Recorded data
——

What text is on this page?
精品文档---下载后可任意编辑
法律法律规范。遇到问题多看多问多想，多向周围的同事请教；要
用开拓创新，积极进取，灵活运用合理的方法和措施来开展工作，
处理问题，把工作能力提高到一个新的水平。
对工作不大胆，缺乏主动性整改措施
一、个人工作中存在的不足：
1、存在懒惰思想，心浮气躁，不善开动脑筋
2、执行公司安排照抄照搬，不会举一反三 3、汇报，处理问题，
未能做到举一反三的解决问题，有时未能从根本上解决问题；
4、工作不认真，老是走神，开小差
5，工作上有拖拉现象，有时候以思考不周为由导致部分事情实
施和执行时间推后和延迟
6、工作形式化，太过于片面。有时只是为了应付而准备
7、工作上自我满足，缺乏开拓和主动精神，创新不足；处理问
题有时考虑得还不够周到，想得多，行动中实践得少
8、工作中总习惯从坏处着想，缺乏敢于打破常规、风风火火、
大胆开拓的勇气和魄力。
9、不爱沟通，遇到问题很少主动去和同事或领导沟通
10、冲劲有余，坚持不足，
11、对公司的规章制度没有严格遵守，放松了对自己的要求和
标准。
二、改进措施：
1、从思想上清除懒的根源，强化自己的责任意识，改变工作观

——

Goal: Every entry should be printed again exactly as written.

Task solution:
What text is on this page?
精品文档---下载后可任意编辑
法律法律规范。遇到问题多看多问多想，多向周围的同事请教；要
用开拓创新，积极进取，灵活运用合理的方法和措施来开展工作，
处理问题，把工作能力提高到一个新的水平。
对工作不大胆，缺乏主动性整改措施
一、个人工作中存在的不足：
1、存在懒惰思想，心浮气躁，不善开动脑筋
2、执行公司安排照抄照搬，不会举一反三 3、汇报，处理问题，
未能做到举一反三的解决问题，有时未能从根本上解决问题；
4、工作不认真，老是走神，开小差
5，工作上有拖拉现象，有时候以思考不周为由导致部分事情实
施和执行时间推后和延迟
6、工作形式化，太过于片面。有时只是为了应付而准备
7、工作上自我满足，缺乏开拓和主动精神，创新不足；处理问
题有时考虑得还不够周到，想得多，行动中实践得少
8、工作中总习惯从坏处着想，缺乏敢于打破常规、风风火火、
大胆开拓的勇气和魄力。
9、不爱沟通，遇到问题很少主动去和同事或领导沟通
10、冲劲有余，坚持不足，
11、对公司的规章制度没有严格遵守，放松了对自己的要求和
标准。
二、改进措施：
1、从思想上清除懒的根源，强化自己的责任意识，改变工作观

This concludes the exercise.